**DOCUMENT EXCERPT**
Configuration is via a configuration library that inductively derives the configuration for known types. It is able to decode nested classes of arbitrary complexity from key-value pairs, typically environment variables or system properties.

For example, if your app has the following configuration:

  final case class AppConfig(
    appName: String,
    endpoint: Endpoint,
    role: Option[AppRole],
    intermediates: List[TwoEndpoints],
  )

  final case class Endpoint(host: String, port: Int)
  final case class TwoEndpoints(ep1: Endpoint, ep2: Endpoint)

**DATA LINES**
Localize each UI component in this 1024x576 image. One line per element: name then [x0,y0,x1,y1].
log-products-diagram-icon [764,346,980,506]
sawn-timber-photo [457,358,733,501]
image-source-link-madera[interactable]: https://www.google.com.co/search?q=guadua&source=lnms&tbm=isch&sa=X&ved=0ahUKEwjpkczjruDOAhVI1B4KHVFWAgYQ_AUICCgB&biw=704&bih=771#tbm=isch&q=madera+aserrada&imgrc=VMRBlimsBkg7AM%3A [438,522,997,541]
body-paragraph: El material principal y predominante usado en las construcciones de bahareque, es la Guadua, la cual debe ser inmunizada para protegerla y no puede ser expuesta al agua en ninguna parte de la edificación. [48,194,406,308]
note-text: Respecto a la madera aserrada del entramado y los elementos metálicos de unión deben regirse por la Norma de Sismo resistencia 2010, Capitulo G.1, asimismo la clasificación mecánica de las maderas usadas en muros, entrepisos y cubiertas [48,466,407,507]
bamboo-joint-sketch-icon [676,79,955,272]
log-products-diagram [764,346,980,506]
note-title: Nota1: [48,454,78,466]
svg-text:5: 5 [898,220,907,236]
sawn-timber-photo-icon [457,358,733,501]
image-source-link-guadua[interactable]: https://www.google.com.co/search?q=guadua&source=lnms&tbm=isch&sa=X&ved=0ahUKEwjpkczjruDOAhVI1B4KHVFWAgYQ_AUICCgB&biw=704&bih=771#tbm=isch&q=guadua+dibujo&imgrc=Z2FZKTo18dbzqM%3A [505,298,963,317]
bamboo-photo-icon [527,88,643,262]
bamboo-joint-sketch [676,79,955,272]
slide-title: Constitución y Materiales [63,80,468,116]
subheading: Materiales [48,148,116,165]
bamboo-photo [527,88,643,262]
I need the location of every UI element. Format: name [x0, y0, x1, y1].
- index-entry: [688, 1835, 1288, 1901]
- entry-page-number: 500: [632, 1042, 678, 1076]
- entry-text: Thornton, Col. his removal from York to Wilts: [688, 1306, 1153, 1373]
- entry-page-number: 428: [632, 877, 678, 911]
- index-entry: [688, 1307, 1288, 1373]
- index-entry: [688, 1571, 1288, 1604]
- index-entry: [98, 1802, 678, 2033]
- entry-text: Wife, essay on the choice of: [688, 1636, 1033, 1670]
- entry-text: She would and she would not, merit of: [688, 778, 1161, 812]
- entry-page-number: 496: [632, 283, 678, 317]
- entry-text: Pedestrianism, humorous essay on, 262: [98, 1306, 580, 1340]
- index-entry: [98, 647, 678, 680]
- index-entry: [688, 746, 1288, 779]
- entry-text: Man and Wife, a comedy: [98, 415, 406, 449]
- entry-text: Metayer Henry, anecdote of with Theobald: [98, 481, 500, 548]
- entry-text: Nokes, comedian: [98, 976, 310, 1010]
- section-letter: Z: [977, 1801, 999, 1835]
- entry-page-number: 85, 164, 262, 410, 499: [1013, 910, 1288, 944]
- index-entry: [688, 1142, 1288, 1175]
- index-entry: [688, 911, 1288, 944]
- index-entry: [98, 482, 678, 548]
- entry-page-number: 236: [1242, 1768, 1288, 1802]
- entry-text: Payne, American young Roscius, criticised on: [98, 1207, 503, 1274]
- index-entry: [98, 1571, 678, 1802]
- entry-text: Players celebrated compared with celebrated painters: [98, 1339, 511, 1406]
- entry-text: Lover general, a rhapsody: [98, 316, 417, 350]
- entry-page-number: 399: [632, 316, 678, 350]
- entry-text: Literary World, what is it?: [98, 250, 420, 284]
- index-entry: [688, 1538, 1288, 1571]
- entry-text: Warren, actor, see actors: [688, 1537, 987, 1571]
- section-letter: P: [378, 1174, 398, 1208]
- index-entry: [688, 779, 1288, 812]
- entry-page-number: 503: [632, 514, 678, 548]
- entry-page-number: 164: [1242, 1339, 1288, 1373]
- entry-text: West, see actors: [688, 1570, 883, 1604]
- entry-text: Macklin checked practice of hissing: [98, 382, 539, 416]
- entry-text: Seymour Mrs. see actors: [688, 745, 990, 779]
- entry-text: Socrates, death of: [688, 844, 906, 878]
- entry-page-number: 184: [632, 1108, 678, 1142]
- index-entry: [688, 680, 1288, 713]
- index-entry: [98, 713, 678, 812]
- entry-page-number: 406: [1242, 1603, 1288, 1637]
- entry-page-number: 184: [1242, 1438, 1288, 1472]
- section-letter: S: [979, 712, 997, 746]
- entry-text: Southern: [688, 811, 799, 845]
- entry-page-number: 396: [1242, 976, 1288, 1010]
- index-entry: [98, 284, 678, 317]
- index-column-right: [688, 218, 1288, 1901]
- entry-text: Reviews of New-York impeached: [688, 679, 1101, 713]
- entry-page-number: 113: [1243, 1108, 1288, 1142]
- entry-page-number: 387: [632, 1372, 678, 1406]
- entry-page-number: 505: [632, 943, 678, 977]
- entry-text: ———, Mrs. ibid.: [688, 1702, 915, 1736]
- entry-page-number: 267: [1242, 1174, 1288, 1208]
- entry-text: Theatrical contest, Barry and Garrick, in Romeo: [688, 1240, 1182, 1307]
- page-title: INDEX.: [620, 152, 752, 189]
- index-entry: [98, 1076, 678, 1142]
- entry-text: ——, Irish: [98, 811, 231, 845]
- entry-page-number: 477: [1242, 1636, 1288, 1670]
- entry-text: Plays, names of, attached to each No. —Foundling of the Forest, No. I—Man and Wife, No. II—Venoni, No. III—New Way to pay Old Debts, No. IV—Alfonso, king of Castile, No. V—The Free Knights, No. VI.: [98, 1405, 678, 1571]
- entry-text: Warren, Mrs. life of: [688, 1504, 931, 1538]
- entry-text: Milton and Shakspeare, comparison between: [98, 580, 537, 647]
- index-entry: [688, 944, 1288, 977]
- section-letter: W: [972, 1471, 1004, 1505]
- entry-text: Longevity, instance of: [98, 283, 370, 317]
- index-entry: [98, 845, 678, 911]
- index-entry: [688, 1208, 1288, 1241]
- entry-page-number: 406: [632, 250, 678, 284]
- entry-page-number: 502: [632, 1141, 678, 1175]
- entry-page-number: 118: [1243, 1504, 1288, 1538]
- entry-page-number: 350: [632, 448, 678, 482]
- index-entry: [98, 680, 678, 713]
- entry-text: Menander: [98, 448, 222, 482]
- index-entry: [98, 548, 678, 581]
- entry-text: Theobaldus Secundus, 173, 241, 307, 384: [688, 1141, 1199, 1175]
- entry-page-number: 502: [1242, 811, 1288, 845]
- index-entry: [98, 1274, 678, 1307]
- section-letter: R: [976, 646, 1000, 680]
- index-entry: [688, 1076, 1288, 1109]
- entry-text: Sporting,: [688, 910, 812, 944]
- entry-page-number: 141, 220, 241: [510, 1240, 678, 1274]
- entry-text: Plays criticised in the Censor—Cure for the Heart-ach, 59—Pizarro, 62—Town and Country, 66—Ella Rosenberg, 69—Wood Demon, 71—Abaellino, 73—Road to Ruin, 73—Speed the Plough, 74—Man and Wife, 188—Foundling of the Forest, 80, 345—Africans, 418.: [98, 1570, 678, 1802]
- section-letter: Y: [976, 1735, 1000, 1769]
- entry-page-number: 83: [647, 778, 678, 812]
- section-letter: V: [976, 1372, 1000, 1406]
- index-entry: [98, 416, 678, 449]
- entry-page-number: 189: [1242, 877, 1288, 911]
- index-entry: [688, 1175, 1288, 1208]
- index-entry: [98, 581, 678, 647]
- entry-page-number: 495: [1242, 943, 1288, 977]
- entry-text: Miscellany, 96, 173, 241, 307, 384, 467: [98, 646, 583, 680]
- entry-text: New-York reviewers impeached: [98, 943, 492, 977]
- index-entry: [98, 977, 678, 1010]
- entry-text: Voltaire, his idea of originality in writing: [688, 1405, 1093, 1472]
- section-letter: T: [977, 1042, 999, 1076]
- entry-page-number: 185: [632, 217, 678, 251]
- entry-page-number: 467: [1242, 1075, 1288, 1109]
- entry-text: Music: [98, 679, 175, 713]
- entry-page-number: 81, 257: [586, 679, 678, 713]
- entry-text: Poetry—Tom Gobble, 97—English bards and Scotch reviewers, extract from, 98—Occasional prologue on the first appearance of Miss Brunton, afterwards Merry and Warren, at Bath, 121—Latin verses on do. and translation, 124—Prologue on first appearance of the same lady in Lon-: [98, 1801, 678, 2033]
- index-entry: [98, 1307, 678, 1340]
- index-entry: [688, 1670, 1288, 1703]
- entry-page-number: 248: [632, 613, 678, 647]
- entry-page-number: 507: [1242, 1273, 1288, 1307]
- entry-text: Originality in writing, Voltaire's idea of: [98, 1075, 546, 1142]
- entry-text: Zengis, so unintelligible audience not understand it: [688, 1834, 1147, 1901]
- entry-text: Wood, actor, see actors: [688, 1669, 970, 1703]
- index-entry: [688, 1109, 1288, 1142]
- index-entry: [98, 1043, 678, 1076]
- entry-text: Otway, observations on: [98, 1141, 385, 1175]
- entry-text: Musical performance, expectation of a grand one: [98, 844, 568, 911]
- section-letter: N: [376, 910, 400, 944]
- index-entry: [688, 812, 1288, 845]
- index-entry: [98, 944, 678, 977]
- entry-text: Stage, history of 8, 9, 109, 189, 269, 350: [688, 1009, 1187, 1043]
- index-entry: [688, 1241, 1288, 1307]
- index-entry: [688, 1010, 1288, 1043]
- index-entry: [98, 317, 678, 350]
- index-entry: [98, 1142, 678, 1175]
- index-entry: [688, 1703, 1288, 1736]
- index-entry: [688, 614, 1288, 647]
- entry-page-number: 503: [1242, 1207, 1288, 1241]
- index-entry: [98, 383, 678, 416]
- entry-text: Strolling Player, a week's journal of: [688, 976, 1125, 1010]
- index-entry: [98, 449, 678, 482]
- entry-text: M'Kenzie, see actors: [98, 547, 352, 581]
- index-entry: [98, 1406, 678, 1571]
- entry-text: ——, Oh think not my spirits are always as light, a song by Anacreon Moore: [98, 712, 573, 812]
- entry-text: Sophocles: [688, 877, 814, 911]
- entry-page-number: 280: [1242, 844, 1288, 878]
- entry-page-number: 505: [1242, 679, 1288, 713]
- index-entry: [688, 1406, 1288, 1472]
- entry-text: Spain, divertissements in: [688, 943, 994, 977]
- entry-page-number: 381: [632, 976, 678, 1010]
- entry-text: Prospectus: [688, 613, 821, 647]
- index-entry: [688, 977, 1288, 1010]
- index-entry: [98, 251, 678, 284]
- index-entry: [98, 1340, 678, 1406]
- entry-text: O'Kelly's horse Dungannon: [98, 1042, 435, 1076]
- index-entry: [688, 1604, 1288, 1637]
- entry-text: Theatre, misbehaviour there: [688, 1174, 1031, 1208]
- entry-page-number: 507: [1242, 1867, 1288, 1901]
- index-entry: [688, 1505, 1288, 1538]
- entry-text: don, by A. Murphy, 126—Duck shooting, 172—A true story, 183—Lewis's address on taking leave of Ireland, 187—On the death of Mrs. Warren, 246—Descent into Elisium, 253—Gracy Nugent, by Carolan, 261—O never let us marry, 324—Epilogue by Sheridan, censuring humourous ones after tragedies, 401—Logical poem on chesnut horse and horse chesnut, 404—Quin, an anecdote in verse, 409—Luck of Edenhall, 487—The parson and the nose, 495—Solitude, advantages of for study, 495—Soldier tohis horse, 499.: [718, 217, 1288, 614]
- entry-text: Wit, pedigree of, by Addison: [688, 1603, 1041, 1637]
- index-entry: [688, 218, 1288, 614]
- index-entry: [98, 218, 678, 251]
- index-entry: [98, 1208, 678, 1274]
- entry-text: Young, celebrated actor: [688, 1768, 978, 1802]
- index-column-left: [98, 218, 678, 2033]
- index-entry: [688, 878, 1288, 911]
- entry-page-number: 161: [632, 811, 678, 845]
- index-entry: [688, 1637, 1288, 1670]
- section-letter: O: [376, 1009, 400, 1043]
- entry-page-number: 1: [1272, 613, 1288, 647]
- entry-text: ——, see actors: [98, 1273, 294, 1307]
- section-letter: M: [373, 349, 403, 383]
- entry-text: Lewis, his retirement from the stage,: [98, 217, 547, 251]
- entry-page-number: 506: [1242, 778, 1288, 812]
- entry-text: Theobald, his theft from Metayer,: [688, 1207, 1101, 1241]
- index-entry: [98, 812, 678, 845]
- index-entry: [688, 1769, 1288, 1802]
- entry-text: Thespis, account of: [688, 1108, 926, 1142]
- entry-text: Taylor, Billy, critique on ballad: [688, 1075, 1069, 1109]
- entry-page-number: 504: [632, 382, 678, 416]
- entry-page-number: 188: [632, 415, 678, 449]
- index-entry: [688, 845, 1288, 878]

**LIST OF TASKS**
(1) According to the configuration library excerpt, what are the key-value pairs it decodes from typically?
(2) From the configuration library excerpt, copy out the stretch from "Configuration is via" through "Endpoint, ep2: Endpoint)".

**ANSWER SET**
(1) Environment variables or system properties.

(2)
Configuration is via a configuration library that inductively derives the configuration for known types. It is able to decode nested classes of arbitrary complexity from key-value pairs, typically environment variables or system properties.

For example, if your app has the following configuration:

  final case class AppConfig(
    appName: String,
    endpoint: Endpoint,
    role: Option[AppRole],
    intermediates: List[TwoEndpoints],
  )

  final case class Endpoint(host: String, port: Int)
  final case class TwoEndpoints(ep1: Endpoint, ep2: Endpoint)